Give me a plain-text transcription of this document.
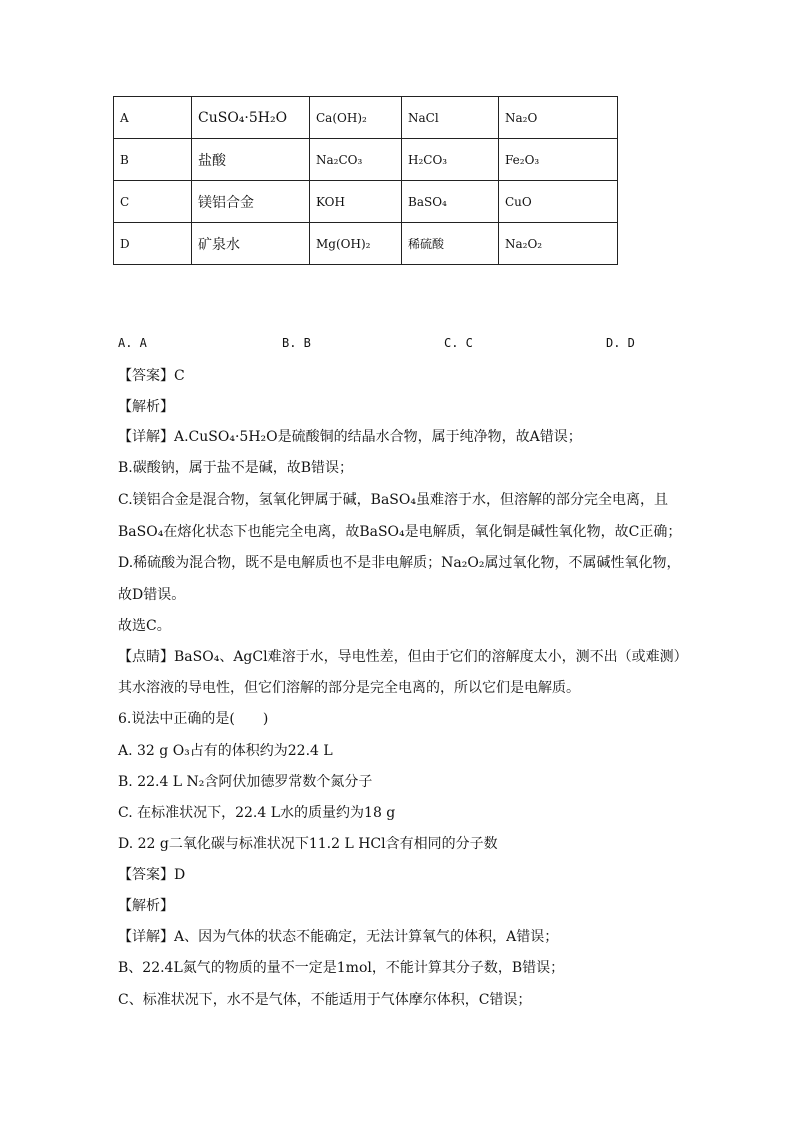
A	CuSO₄·5H₂O	Ca(OH)₂	NaCl	Na₂O
B	盐酸	Na₂CO₃	H₂CO₃	Fe₂O₃
C	镁铝合金	KOH	BaSO₄	CuO
D	矿泉水	Mg(OH)₂	稀硫酸	Na₂O₂
A. A	B. B	C. C	D. D
【答案】C
【解析】
【详解】A.CuSO₄·5H₂O是硫酸铜的结晶水合物，属于纯净物，故A错误；
B.碳酸钠，属于盐不是碱，故B错误；
C.镁铝合金是混合物，氢氧化钾属于碱，BaSO₄虽难溶于水，但溶解的部分完全电离，且
BaSO₄在熔化状态下也能完全电离，故BaSO₄是电解质，氧化铜是碱性氧化物，故C正确；
D.稀硫酸为混合物，既不是电解质也不是非电解质；Na₂O₂属过氧化物，不属碱性氧化物，
故D错误。
故选C。
【点睛】BaSO₄、AgCl难溶于水，导电性差，但由于它们的溶解度太小，测不出（或难测）
其水溶液的导电性，但它们溶解的部分是完全电离的，所以它们是电解质。
6.说法中正确的是(　　)
A. 32 g O₃占有的体积约为22.4 L
B. 22.4 L N₂含阿伏加德罗常数个氮分子
C. 在标准状况下，22.4 L水的质量约为18 g
D. 22 g二氧化碳与标准状况下11.2 L HCl含有相同的分子数
【答案】D
【解析】
【详解】A、因为气体的状态不能确定，无法计算氧气的体积，A错误；
B、22.4L氮气的物质的量不一定是1mol，不能计算其分子数，B错误；
C、标准状况下，水不是气体，不能适用于气体摩尔体积，C错误；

+ + + +

Identify and list each line with the word "CuSO₄".

Worked answer:
A	CuSO₄·5H₂O	Ca(OH)₂	NaCl	Na₂O
【详解】A.CuSO₄·5H₂O是硫酸铜的结晶水合物，属于纯净物，故A错误；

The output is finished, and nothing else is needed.